Your task: Give the listing again in full, exactly as written.

# # # #

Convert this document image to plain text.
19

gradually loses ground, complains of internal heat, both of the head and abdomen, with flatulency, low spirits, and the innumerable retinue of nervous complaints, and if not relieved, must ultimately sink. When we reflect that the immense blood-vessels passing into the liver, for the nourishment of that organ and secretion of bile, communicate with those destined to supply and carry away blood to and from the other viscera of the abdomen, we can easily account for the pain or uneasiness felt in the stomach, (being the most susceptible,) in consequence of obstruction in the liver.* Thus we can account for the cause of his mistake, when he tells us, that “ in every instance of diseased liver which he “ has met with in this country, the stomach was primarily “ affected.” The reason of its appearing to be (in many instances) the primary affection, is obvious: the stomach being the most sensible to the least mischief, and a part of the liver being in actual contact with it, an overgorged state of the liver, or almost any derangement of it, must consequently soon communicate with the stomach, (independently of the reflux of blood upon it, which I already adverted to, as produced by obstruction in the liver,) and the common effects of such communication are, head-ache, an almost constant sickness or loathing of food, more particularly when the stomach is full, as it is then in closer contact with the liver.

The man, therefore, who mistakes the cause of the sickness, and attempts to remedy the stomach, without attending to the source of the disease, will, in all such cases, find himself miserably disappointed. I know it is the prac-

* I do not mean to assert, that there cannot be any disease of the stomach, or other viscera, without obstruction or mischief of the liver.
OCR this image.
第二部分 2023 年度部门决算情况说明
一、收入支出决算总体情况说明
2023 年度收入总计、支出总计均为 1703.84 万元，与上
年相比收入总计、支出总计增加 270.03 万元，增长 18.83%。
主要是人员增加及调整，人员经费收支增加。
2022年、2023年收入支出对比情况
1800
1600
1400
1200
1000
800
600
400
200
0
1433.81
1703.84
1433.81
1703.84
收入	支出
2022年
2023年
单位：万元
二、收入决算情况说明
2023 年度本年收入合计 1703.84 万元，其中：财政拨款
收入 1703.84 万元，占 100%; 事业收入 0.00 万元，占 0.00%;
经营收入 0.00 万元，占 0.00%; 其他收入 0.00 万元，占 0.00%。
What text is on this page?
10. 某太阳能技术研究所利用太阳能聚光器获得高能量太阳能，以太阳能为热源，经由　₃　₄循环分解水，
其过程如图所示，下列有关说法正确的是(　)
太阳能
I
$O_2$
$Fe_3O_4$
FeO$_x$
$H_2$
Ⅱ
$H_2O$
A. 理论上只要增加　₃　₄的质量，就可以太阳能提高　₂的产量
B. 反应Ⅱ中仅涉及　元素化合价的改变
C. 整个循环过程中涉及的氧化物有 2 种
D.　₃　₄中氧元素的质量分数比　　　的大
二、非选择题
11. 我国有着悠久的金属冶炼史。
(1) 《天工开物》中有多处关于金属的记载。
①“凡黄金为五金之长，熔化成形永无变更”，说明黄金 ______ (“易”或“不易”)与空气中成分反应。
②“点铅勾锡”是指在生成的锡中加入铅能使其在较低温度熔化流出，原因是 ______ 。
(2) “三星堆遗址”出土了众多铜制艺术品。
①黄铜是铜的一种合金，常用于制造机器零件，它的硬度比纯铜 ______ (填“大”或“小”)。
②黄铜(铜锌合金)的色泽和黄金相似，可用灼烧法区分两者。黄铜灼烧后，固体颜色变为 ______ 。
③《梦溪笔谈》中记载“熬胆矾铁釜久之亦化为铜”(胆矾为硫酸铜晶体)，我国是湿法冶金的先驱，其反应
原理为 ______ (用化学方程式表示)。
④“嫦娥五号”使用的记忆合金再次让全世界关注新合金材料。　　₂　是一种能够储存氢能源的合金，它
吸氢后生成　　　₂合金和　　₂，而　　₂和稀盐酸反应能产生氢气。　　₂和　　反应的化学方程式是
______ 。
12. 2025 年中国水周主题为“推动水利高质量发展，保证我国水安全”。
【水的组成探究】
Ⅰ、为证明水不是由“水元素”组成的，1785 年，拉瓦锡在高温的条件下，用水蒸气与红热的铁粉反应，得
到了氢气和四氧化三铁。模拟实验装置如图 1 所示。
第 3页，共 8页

# # # #

Result:
Convert this document image to plain text.
19

gradually loses ground, complains of internal heat, both of the head and abdomen, with flatulency, low spirits, and the innumerable retinue of nervous complaints, and if not relieved, must ultimately sink. When we reflect that the immense blood-vessels passing into the liver, for the nourishment of that organ and secretion of bile, communicate with those destined to supply and carry away blood to and from the other viscera of the abdomen, we can easily account for the pain or uneasiness felt in the stomach, (being the most susceptible,) in consequence of obstruction in the liver.* Thus we can account for the cause of his mistake, when he tells us, that “ in every instance of diseased liver which he “ has met with in this country, the stomach was primarily “ affected.” The reason of its appearing to be (in many instances) the primary affection, is obvious: the stomach being the most sensible to the least mischief, and a part of the liver being in actual contact with it, an overgorged state of the liver, or almost any derangement of it, must consequently soon communicate with the stomach, (independently of the reflux of blood upon it, which I already adverted to, as produced by obstruction in the liver,) and the common effects of such communication are, head-ache, an almost constant sickness or loathing of food, more particularly when the stomach is full, as it is then in closer contact with the liver.

The man, therefore, who mistakes the cause of the sickness, and attempts to remedy the stomach, without attending to the source of the disease, will, in all such cases, find himself miserably disappointed. I know it is the prac-

* I do not mean to assert, that there cannot be any disease of the stomach, or other viscera, without obstruction or mischief of the liver.
OCR this image.
第二部分 2023 年度部门决算情况说明
一、收入支出决算总体情况说明
2023 年度收入总计、支出总计均为 1703.84 万元，与上
年相比收入总计、支出总计增加 270.03 万元，增长 18.83%。
主要是人员增加及调整，人员经费收支增加。
2022年、2023年收入支出对比情况
1800
1600
1400
1200
1000
800
600
400
200
0
1433.81
1703.84
1433.81
1703.84
收入	支出
2022年
2023年
单位：万元
二、收入决算情况说明
2023 年度本年收入合计 1703.84 万元，其中：财政拨款
收入 1703.84 万元，占 100%; 事业收入 0.00 万元，占 0.00%;
经营收入 0.00 万元，占 0.00%; 其他收入 0.00 万元，占 0.00%。
What text is on this page?
10. 某太阳能技术研究所利用太阳能聚光器获得高能量太阳能，以太阳能为热源，经由　₃　₄循环分解水，
其过程如图所示，下列有关说法正确的是(　)
太阳能
I
$O_2$
$Fe_3O_4$
FeO$_x$
$H_2$
Ⅱ
$H_2O$
A. 理论上只要增加　₃　₄的质量，就可以太阳能提高　₂的产量
B. 反应Ⅱ中仅涉及　元素化合价的改变
C. 整个循环过程中涉及的氧化物有 2 种
D.　₃　₄中氧元素的质量分数比　　　的大
二、非选择题
11. 我国有着悠久的金属冶炼史。
(1) 《天工开物》中有多处关于金属的记载。
①“凡黄金为五金之长，熔化成形永无变更”，说明黄金 ______ (“易”或“不易”)与空气中成分反应。
②“点铅勾锡”是指在生成的锡中加入铅能使其在较低温度熔化流出，原因是 ______ 。
(2) “三星堆遗址”出土了众多铜制艺术品。
①黄铜是铜的一种合金，常用于制造机器零件，它的硬度比纯铜 ______ (填“大”或“小”)。
②黄铜(铜锌合金)的色泽和黄金相似，可用灼烧法区分两者。黄铜灼烧后，固体颜色变为 ______ 。
③《梦溪笔谈》中记载“熬胆矾铁釜久之亦化为铜”(胆矾为硫酸铜晶体)，我国是湿法冶金的先驱，其反应
原理为 ______ (用化学方程式表示)。
④“嫦娥五号”使用的记忆合金再次让全世界关注新合金材料。　　₂　是一种能够储存氢能源的合金，它
吸氢后生成　　　₂合金和　　₂，而　　₂和稀盐酸反应能产生氢气。　　₂和　　反应的化学方程式是
______ 。
12. 2025 年中国水周主题为“推动水利高质量发展，保证我国水安全”。
【水的组成探究】
Ⅰ、为证明水不是由“水元素”组成的，1785 年，拉瓦锡在高温的条件下，用水蒸气与红热的铁粉反应，得
到了氢气和四氧化三铁。模拟实验装置如图 1 所示。
第 3页，共 8页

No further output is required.